Scan the entries below and count the lines holding the string "name". Supply only the number.

[Entries from a visual dataset]

= = =

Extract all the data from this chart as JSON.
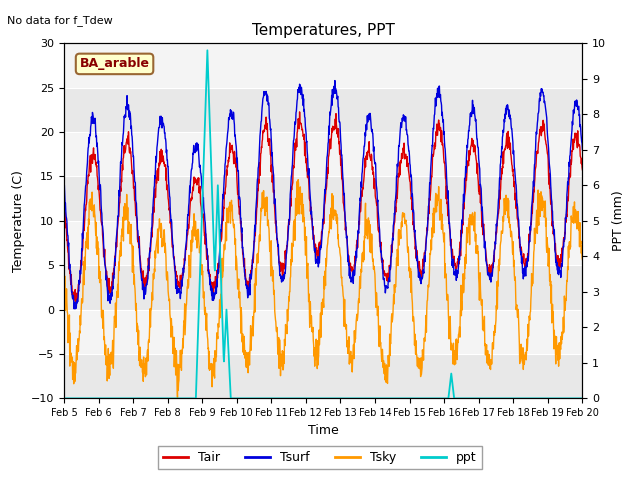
{
  "title": "Temperatures, PPT",
  "no_data_text": "No data for f_Tdew",
  "location_label": "BA_arable",
  "xlabel": "Time",
  "ylabel_left": "Temperature (C)",
  "ylabel_right": "PPT (mm)",
  "ylim_left": [
    -10,
    30
  ],
  "ylim_right": [
    0.0,
    10.0
  ],
  "x_tick_labels": [
    "Feb 5",
    "Feb 6",
    "Feb 7",
    "Feb 8",
    "Feb 9",
    "Feb 10",
    "Feb 11",
    "Feb 12",
    "Feb 13",
    "Feb 14",
    "Feb 15",
    "Feb 16",
    "Feb 17",
    "Feb 18",
    "Feb 19",
    "Feb 20"
  ],
  "colors": {
    "Tair": "#dd0000",
    "Tsurf": "#0000dd",
    "Tsky": "#ff9900",
    "ppt": "#00cccc"
  },
  "band_colors": [
    "#e8e8e8",
    "#f4f4f4"
  ],
  "band_edges": [
    -10,
    -5,
    0,
    5,
    10,
    15,
    20,
    25,
    30
  ],
  "yticks_left": [
    -10,
    -5,
    0,
    5,
    10,
    15,
    20,
    25,
    30
  ],
  "yticks_right": [
    0.0,
    1.0,
    2.0,
    3.0,
    4.0,
    5.0,
    6.0,
    7.0,
    8.0,
    9.0,
    10.0
  ]
}
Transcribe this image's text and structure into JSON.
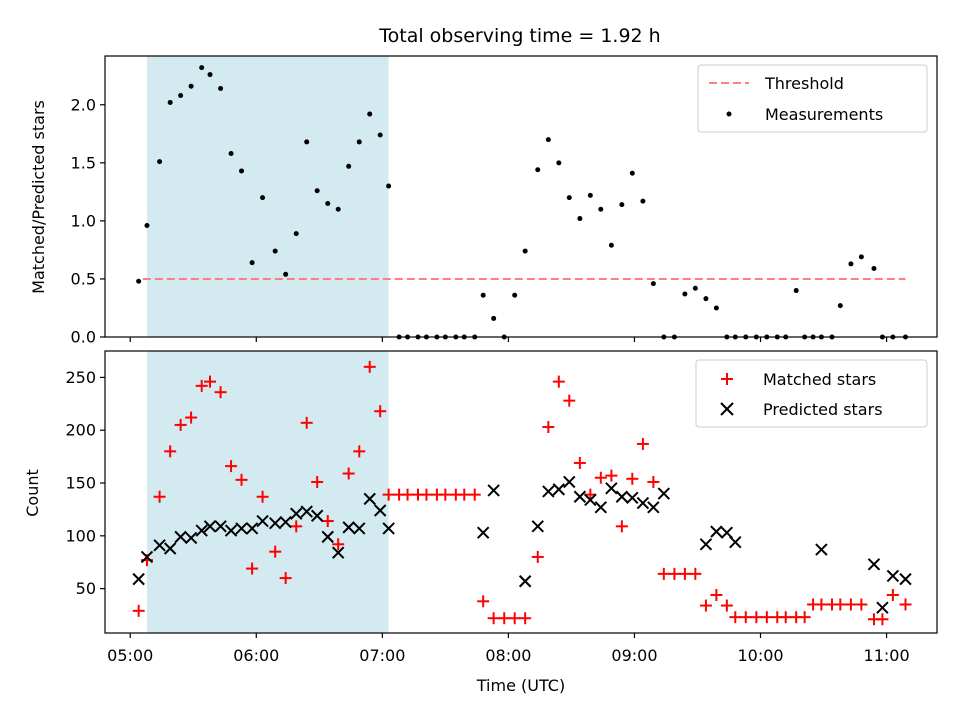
{
  "figure": {
    "title": "Total observing time = 1.92 h",
    "xlabel": "Time (UTC)"
  },
  "chart_data": [
    {
      "type": "scatter",
      "title": "Total observing time = 1.92 h",
      "ylabel": "Matched/Predicted stars",
      "xlabel": "",
      "x_unit": "hours UTC",
      "xlim": [
        4.8,
        11.4
      ],
      "ylim": [
        0,
        2.42
      ],
      "yticks": [
        0.0,
        0.5,
        1.0,
        1.5,
        2.0
      ],
      "ytick_labels": [
        "0.0",
        "0.5",
        "1.0",
        "1.5",
        "2.0"
      ],
      "shaded_span": [
        5.133,
        7.05
      ],
      "shaded_color": "#d4eaf1",
      "legend": {
        "location": "upper right",
        "entries": [
          "Threshold",
          "Measurements"
        ]
      },
      "series": [
        {
          "name": "Threshold",
          "style": "dashed-line",
          "color": "#ff7f7f",
          "x": [
            5.1,
            11.15
          ],
          "y": [
            0.5,
            0.5
          ]
        },
        {
          "name": "Measurements",
          "style": "dot",
          "color": "#000000",
          "x": [
            5.067,
            5.133,
            5.233,
            5.317,
            5.4,
            5.483,
            5.567,
            5.633,
            5.717,
            5.8,
            5.883,
            5.967,
            6.05,
            6.15,
            6.233,
            6.317,
            6.4,
            6.483,
            6.567,
            6.65,
            6.733,
            6.817,
            6.9,
            6.983,
            7.05,
            7.133,
            7.2,
            7.283,
            7.35,
            7.433,
            7.5,
            7.583,
            7.65,
            7.733,
            7.8,
            7.883,
            7.967,
            8.05,
            8.133,
            8.233,
            8.317,
            8.4,
            8.483,
            8.567,
            8.65,
            8.733,
            8.817,
            8.9,
            8.983,
            9.067,
            9.15,
            9.233,
            9.317,
            9.4,
            9.483,
            9.567,
            9.65,
            9.733,
            9.8,
            9.883,
            9.967,
            10.05,
            10.133,
            10.2,
            10.283,
            10.35,
            10.417,
            10.483,
            10.567,
            10.633,
            10.717,
            10.8,
            10.9,
            10.967,
            11.05,
            11.15
          ],
          "y": [
            0.48,
            0.96,
            1.51,
            2.02,
            2.08,
            2.16,
            2.32,
            2.26,
            2.14,
            1.58,
            1.43,
            0.64,
            1.2,
            0.74,
            0.54,
            0.89,
            1.68,
            1.26,
            1.15,
            1.1,
            1.47,
            1.68,
            1.92,
            1.74,
            1.3,
            0,
            0,
            0,
            0,
            0,
            0,
            0,
            0,
            0,
            0.36,
            0.16,
            0,
            0.36,
            0.74,
            1.44,
            1.7,
            1.5,
            1.2,
            1.02,
            1.22,
            1.1,
            0.79,
            1.14,
            1.41,
            1.17,
            0.46,
            0,
            0,
            0.37,
            0.42,
            0.33,
            0.25,
            0,
            0,
            0,
            0,
            0,
            0,
            0,
            0.4,
            0,
            0,
            0,
            0,
            0.27,
            0.63,
            0.69,
            0.59,
            0,
            0,
            0
          ]
        }
      ]
    },
    {
      "type": "scatter",
      "title": "",
      "ylabel": "Count",
      "xlabel": "Time (UTC)",
      "x_unit": "hours UTC",
      "xlim": [
        4.8,
        11.4
      ],
      "ylim": [
        8,
        275
      ],
      "yticks": [
        50,
        100,
        150,
        200,
        250
      ],
      "ytick_labels": [
        "50",
        "100",
        "150",
        "200",
        "250"
      ],
      "xticks": [
        5,
        6,
        7,
        8,
        9,
        10,
        11
      ],
      "xtick_labels": [
        "05:00",
        "06:00",
        "07:00",
        "08:00",
        "09:00",
        "10:00",
        "11:00"
      ],
      "shaded_span": [
        5.133,
        7.05
      ],
      "shaded_color": "#d4eaf1",
      "legend": {
        "location": "upper right",
        "entries": [
          "Matched stars",
          "Predicted stars"
        ]
      },
      "series": [
        {
          "name": "Matched stars",
          "marker": "plus",
          "color": "#ff0000",
          "x": [
            5.067,
            5.133,
            5.233,
            5.317,
            5.4,
            5.483,
            5.567,
            5.633,
            5.717,
            5.8,
            5.883,
            5.967,
            6.05,
            6.15,
            6.233,
            6.317,
            6.4,
            6.483,
            6.567,
            6.65,
            6.733,
            6.817,
            6.9,
            6.983,
            7.05,
            7.133,
            7.2,
            7.283,
            7.35,
            7.433,
            7.5,
            7.583,
            7.65,
            7.733,
            7.8,
            7.883,
            7.967,
            8.05,
            8.133,
            8.233,
            8.317,
            8.4,
            8.483,
            8.567,
            8.65,
            8.733,
            8.817,
            8.9,
            8.983,
            9.067,
            9.15,
            9.233,
            9.317,
            9.4,
            9.483,
            9.567,
            9.65,
            9.733,
            9.8,
            9.883,
            9.967,
            10.05,
            10.133,
            10.2,
            10.283,
            10.35,
            10.417,
            10.483,
            10.567,
            10.633,
            10.717,
            10.8,
            10.9,
            10.967,
            11.05,
            11.15
          ],
          "y": [
            29,
            77,
            137,
            180,
            205,
            212,
            242,
            246,
            236,
            166,
            153,
            69,
            137,
            85,
            60,
            109,
            207,
            151,
            114,
            92,
            159,
            180,
            260,
            218,
            139,
            139,
            139,
            139,
            139,
            139,
            139,
            139,
            139,
            139,
            38,
            22,
            22,
            22,
            22,
            80,
            203,
            246,
            228,
            169,
            139,
            155,
            157,
            109,
            154,
            187,
            151,
            64,
            64,
            64,
            64,
            34,
            44,
            34,
            23,
            23,
            23,
            23,
            23,
            23,
            23,
            23,
            35,
            35,
            35,
            35,
            35,
            35,
            21,
            21,
            44,
            35
          ]
        },
        {
          "name": "Predicted stars",
          "marker": "x",
          "color": "#000000",
          "x": [
            5.067,
            5.133,
            5.233,
            5.317,
            5.4,
            5.483,
            5.567,
            5.633,
            5.717,
            5.8,
            5.883,
            5.967,
            6.05,
            6.15,
            6.233,
            6.317,
            6.4,
            6.483,
            6.567,
            6.65,
            6.733,
            6.817,
            6.9,
            6.983,
            7.05,
            7.8,
            7.883,
            8.133,
            8.233,
            8.317,
            8.4,
            8.483,
            8.567,
            8.65,
            8.733,
            8.817,
            8.9,
            8.983,
            9.067,
            9.15,
            9.233,
            9.567,
            9.65,
            9.733,
            9.8,
            10.483,
            10.9,
            10.967,
            11.05,
            11.15
          ],
          "y": [
            59,
            80,
            91,
            88,
            99,
            98,
            105,
            109,
            109,
            105,
            107,
            107,
            114,
            112,
            113,
            121,
            123,
            119,
            99,
            84,
            108,
            107,
            135,
            124,
            107,
            103,
            143,
            57,
            109,
            142,
            144,
            151,
            137,
            134,
            127,
            145,
            137,
            136,
            131,
            127,
            140,
            92,
            104,
            103,
            94,
            87,
            73,
            32,
            62,
            59
          ]
        }
      ]
    }
  ]
}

= = =

▶ _TASK RESPONSE_:
4